**Exercise inputs:**

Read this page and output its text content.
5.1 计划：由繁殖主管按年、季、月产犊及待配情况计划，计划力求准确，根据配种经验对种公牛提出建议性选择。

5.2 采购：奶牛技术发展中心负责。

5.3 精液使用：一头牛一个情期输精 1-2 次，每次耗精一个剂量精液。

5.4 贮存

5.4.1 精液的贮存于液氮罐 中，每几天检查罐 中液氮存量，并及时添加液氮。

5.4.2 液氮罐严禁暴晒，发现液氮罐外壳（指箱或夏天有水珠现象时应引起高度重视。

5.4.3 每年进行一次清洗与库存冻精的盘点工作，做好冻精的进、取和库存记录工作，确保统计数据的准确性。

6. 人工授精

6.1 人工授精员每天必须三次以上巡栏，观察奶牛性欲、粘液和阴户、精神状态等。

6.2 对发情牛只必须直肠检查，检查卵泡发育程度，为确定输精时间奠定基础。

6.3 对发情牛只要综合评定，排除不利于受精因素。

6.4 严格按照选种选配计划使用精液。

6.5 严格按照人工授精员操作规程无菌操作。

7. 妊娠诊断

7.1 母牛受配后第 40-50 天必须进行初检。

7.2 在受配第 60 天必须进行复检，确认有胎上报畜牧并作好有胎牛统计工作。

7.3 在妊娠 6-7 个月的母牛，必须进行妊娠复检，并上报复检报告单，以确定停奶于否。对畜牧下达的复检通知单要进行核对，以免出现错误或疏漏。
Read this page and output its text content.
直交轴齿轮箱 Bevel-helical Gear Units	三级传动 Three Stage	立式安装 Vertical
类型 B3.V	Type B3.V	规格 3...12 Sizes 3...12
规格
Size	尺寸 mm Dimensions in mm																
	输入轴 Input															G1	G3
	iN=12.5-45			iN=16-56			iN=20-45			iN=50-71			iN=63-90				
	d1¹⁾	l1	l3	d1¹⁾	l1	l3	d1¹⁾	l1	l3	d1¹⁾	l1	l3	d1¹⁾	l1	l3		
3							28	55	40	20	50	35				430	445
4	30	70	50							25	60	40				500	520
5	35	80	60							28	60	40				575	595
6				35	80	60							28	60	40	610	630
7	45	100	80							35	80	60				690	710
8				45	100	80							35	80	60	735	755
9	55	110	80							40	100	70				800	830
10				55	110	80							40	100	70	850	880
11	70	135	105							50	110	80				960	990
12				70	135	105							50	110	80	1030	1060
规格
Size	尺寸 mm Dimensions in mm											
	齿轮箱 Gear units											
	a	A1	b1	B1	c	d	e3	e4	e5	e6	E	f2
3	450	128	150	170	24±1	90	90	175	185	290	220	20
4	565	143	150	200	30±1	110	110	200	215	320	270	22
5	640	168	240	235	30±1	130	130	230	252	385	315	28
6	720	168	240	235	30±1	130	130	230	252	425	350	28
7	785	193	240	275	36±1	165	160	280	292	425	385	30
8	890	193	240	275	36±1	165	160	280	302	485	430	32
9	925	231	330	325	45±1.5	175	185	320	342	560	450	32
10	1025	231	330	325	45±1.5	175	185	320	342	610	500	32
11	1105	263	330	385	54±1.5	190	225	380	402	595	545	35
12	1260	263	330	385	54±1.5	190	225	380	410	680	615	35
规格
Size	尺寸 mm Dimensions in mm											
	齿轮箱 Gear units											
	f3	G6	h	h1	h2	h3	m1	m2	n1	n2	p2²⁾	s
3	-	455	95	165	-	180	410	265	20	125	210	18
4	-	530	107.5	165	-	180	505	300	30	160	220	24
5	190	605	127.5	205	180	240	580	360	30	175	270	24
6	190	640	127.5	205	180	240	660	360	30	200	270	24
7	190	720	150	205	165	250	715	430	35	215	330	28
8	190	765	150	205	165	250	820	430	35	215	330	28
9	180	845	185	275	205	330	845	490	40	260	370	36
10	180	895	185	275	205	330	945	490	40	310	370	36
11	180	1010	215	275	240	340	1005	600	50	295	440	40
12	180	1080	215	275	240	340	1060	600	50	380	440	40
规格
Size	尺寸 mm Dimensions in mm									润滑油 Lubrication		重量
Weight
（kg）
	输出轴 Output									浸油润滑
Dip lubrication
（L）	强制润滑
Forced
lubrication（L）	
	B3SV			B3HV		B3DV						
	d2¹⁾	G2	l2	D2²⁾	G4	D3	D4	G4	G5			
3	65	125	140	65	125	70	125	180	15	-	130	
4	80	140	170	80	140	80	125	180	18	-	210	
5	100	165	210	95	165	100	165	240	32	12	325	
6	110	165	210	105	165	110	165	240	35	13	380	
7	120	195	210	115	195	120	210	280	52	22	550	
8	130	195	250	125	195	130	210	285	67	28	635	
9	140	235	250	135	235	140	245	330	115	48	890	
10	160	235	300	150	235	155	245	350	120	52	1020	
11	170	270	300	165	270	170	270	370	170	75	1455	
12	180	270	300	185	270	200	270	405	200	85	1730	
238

**What is required:** Return every line of the material exactly.

**The completed task:**
Read this page and output its text content.
5.1 计划：由繁殖主管按年、季、月产犊及待配情况计划，计划力求准确，根据配种经验对种公牛提出建议性选择。

5.2 采购：奶牛技术发展中心负责。

5.3 精液使用：一头牛一个情期输精 1-2 次，每次耗精一个剂量精液。

5.4 贮存

5.4.1 精液的贮存于液氮罐 中，每几天检查罐 中液氮存量，并及时添加液氮。

5.4.2 液氮罐严禁暴晒，发现液氮罐外壳（指箱或夏天有水珠现象时应引起高度重视。

5.4.3 每年进行一次清洗与库存冻精的盘点工作，做好冻精的进、取和库存记录工作，确保统计数据的准确性。

6. 人工授精

6.1 人工授精员每天必须三次以上巡栏，观察奶牛性欲、粘液和阴户、精神状态等。

6.2 对发情牛只必须直肠检查，检查卵泡发育程度，为确定输精时间奠定基础。

6.3 对发情牛只要综合评定，排除不利于受精因素。

6.4 严格按照选种选配计划使用精液。

6.5 严格按照人工授精员操作规程无菌操作。

7. 妊娠诊断

7.1 母牛受配后第 40-50 天必须进行初检。

7.2 在受配第 60 天必须进行复检，确认有胎上报畜牧并作好有胎牛统计工作。

7.3 在妊娠 6-7 个月的母牛，必须进行妊娠复检，并上报复检报告单，以确定停奶于否。对畜牧下达的复检通知单要进行核对，以免出现错误或疏漏。
Read this page and output its text content.
直交轴齿轮箱 Bevel-helical Gear Units	三级传动 Three Stage	立式安装 Vertical
类型 B3.V	Type B3.V	规格 3...12 Sizes 3...12
规格
Size	尺寸 mm Dimensions in mm																
	输入轴 Input															G1	G3
	iN=12.5-45			iN=16-56			iN=20-45			iN=50-71			iN=63-90				
	d1¹⁾	l1	l3	d1¹⁾	l1	l3	d1¹⁾	l1	l3	d1¹⁾	l1	l3	d1¹⁾	l1	l3		
3							28	55	40	20	50	35				430	445
4	30	70	50							25	60	40				500	520
5	35	80	60							28	60	40				575	595
6				35	80	60							28	60	40	610	630
7	45	100	80							35	80	60				690	710
8				45	100	80							35	80	60	735	755
9	55	110	80							40	100	70				800	830
10				55	110	80							40	100	70	850	880
11	70	135	105							50	110	80				960	990
12				70	135	105							50	110	80	1030	1060
规格
Size	尺寸 mm Dimensions in mm											
	齿轮箱 Gear units											
	a	A1	b1	B1	c	d	e3	e4	e5	e6	E	f2
3	450	128	150	170	24±1	90	90	175	185	290	220	20
4	565	143	150	200	30±1	110	110	200	215	320	270	22
5	640	168	240	235	30±1	130	130	230	252	385	315	28
6	720	168	240	235	30±1	130	130	230	252	425	350	28
7	785	193	240	275	36±1	165	160	280	292	425	385	30
8	890	193	240	275	36±1	165	160	280	302	485	430	32
9	925	231	330	325	45±1.5	175	185	320	342	560	450	32
10	1025	231	330	325	45±1.5	175	185	320	342	610	500	32
11	1105	263	330	385	54±1.5	190	225	380	402	595	545	35
12	1260	263	330	385	54±1.5	190	225	380	410	680	615	35
规格
Size	尺寸 mm Dimensions in mm											
	齿轮箱 Gear units											
	f3	G6	h	h1	h2	h3	m1	m2	n1	n2	p2²⁾	s
3	-	455	95	165	-	180	410	265	20	125	210	18
4	-	530	107.5	165	-	180	505	300	30	160	220	24
5	190	605	127.5	205	180	240	580	360	30	175	270	24
6	190	640	127.5	205	180	240	660	360	30	200	270	24
7	190	720	150	205	165	250	715	430	35	215	330	28
8	190	765	150	205	165	250	820	430	35	215	330	28
9	180	845	185	275	205	330	845	490	40	260	370	36
10	180	895	185	275	205	330	945	490	40	310	370	36
11	180	1010	215	275	240	340	1005	600	50	295	440	40
12	180	1080	215	275	240	340	1060	600	50	380	440	40
规格
Size	尺寸 mm Dimensions in mm									润滑油 Lubrication		重量
Weight
（kg）
	输出轴 Output									浸油润滑
Dip lubrication
（L）	强制润滑
Forced
lubrication（L）	
	B3SV			B3HV		B3DV						
	d2¹⁾	G2	l2	D2²⁾	G4	D3	D4	G4	G5			
3	65	125	140	65	125	70	125	180	15	-	130	
4	80	140	170	80	140	80	125	180	18	-	210	
5	100	165	210	95	165	100	165	240	32	12	325	
6	110	165	210	105	165	110	165	240	35	13	380	
7	120	195	210	115	195	120	210	280	52	22	550	
8	130	195	250	125	195	130	210	285	67	28	635	
9	140	235	250	135	235	140	245	330	115	48	890	
10	160	235	300	150	235	155	245	350	120	52	1020	
11	170	270	300	165	270	170	270	370	170	75	1455	
12	180	270	300	185	270	200	270	405	200	85	1730	
238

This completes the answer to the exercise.